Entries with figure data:
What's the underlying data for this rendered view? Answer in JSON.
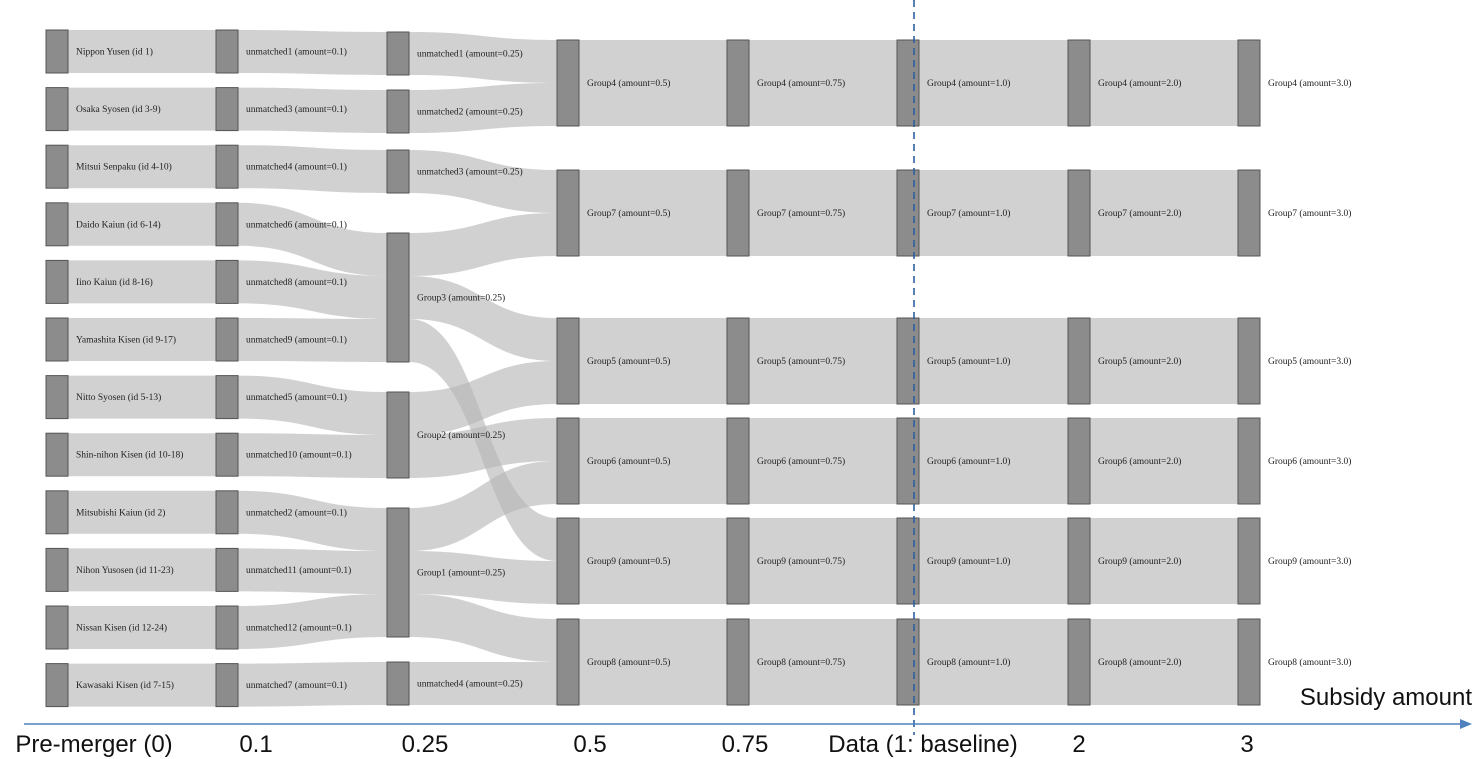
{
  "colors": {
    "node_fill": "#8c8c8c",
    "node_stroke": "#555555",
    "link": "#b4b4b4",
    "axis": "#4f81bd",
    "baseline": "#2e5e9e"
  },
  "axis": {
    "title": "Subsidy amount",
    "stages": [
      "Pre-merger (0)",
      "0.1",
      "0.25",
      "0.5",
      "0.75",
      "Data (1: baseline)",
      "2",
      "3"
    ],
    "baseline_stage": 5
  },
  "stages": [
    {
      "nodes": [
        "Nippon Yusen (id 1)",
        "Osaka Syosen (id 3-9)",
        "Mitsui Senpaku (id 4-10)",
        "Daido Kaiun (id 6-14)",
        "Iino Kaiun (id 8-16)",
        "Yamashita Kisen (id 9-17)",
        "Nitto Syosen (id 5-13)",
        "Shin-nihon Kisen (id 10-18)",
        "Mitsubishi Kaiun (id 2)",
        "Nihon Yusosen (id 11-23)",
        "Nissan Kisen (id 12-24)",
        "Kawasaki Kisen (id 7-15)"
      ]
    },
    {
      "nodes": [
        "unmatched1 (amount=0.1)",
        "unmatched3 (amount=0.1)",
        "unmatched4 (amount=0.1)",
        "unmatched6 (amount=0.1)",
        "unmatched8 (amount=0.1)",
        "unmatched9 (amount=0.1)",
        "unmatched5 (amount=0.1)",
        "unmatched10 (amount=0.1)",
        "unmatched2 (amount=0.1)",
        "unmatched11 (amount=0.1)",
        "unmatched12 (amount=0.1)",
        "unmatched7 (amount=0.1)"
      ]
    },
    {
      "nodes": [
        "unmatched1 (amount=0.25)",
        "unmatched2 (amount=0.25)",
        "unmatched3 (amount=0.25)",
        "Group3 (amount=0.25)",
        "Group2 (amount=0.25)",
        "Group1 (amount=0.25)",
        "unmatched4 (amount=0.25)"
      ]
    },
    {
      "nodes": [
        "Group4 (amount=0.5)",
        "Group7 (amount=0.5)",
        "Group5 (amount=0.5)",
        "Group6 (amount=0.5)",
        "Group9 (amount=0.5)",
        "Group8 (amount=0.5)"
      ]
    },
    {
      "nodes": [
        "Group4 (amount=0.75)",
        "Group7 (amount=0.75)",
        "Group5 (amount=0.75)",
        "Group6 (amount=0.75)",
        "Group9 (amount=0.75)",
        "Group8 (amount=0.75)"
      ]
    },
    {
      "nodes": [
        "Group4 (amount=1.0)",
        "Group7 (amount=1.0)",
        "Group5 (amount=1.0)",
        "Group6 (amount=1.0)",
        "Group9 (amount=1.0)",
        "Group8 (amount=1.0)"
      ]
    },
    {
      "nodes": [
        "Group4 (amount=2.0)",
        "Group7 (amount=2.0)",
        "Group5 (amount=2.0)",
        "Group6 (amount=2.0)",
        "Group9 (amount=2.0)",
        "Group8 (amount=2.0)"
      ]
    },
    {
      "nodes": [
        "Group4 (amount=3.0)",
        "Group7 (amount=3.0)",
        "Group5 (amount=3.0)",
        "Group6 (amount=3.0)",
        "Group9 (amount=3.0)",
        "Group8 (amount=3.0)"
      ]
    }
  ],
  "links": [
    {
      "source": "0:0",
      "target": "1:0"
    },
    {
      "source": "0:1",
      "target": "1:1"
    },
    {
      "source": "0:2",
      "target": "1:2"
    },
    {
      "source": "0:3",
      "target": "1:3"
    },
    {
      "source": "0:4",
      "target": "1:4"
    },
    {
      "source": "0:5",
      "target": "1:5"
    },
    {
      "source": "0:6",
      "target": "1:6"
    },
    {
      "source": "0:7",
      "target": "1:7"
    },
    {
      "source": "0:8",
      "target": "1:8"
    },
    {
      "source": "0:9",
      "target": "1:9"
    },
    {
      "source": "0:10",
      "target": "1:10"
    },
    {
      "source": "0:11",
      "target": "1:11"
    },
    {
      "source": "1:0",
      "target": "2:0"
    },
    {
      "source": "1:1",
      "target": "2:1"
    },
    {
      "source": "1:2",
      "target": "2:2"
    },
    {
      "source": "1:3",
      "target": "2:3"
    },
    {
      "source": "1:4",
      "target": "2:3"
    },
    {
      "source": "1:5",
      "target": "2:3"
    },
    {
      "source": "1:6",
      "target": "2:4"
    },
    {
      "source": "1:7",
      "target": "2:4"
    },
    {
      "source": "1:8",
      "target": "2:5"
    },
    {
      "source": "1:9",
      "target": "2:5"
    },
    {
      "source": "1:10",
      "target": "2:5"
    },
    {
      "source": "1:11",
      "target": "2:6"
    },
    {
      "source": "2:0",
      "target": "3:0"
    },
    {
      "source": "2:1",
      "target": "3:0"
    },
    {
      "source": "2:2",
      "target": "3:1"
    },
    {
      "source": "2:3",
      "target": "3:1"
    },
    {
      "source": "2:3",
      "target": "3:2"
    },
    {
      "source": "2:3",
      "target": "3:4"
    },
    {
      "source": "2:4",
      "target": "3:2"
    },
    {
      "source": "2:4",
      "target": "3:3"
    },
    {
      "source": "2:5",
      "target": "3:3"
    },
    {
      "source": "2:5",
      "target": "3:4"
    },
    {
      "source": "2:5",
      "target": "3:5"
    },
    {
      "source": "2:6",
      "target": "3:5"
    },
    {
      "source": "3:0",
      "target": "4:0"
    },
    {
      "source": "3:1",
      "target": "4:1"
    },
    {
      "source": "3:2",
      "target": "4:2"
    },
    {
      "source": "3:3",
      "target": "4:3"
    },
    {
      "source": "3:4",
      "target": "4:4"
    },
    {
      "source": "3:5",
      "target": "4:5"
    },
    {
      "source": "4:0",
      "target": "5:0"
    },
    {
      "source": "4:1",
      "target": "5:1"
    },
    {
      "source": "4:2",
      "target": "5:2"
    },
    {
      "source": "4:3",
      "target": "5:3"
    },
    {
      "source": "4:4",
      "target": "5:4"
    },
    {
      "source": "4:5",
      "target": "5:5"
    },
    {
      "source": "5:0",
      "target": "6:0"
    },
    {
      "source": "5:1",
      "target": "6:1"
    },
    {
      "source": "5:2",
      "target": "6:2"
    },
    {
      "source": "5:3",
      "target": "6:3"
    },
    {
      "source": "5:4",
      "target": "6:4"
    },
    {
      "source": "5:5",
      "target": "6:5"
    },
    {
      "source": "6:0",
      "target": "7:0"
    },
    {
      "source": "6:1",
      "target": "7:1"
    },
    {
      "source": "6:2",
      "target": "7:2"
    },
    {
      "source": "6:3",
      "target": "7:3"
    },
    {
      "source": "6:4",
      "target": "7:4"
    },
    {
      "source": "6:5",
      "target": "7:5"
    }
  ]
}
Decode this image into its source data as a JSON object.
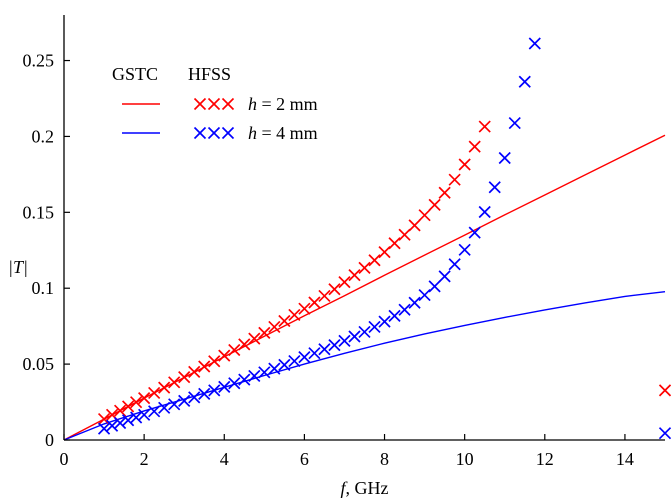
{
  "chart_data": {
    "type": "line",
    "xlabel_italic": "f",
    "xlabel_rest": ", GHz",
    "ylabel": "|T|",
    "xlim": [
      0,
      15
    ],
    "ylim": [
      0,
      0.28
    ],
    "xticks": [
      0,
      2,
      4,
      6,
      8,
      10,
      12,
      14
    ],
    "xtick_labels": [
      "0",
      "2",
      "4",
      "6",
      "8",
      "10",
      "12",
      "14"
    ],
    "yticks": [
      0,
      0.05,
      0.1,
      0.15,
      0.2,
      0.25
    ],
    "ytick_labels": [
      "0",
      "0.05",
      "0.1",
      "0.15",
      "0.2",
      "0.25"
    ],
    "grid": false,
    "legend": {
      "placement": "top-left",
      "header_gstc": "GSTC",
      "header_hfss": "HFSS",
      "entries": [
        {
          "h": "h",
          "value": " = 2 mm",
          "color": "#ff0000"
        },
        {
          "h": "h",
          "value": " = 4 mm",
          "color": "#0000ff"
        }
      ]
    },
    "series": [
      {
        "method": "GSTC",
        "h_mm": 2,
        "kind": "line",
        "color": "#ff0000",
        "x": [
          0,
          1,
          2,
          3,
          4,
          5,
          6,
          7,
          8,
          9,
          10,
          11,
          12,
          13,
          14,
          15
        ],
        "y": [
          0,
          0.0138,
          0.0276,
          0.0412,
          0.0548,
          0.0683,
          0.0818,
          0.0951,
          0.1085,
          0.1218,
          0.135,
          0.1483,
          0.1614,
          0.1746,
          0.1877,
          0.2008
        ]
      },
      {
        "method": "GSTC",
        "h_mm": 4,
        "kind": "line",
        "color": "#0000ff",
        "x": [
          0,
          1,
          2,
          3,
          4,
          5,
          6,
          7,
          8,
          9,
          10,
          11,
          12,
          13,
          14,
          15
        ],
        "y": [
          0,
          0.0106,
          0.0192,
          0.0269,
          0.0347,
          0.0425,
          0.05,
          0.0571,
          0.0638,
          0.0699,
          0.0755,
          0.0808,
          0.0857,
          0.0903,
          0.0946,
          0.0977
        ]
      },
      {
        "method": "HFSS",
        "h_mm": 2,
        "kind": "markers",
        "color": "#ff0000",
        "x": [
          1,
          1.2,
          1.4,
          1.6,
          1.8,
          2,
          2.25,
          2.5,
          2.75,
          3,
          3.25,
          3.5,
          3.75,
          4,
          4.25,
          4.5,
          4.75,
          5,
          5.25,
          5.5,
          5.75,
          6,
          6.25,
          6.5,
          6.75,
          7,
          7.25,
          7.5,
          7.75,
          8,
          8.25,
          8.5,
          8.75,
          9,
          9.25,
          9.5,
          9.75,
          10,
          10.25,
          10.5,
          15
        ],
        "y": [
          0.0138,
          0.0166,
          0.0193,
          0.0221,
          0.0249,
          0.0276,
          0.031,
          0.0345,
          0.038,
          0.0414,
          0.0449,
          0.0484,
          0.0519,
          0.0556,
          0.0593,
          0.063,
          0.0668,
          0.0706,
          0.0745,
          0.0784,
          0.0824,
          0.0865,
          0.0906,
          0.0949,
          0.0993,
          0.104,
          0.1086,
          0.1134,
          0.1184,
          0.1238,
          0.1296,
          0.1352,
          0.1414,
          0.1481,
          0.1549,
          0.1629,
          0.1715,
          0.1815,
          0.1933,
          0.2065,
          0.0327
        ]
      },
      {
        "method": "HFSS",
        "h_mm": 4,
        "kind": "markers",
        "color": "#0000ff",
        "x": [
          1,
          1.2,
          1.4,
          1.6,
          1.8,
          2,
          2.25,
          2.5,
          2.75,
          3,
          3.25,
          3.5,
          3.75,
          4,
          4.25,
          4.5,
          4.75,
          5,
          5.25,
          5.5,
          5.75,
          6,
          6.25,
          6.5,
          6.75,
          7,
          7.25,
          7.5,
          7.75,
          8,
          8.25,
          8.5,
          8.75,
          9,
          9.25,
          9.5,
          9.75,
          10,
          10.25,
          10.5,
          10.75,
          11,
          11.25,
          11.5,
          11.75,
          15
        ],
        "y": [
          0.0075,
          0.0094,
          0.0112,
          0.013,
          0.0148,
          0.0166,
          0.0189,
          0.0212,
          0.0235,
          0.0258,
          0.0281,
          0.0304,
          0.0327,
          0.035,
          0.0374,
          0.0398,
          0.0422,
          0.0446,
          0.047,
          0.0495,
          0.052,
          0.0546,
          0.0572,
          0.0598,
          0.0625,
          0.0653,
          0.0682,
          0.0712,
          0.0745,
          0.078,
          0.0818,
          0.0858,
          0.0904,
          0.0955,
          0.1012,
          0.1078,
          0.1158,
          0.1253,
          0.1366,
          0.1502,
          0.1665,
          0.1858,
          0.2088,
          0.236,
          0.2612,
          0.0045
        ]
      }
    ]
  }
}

> Exercise requirements:
Gather each line in these records that contains the string "Syosen".

> Output of the exercise:
        "Osaka Syosen (id 3-9)",
        "Nitto Syosen (id 5-13)",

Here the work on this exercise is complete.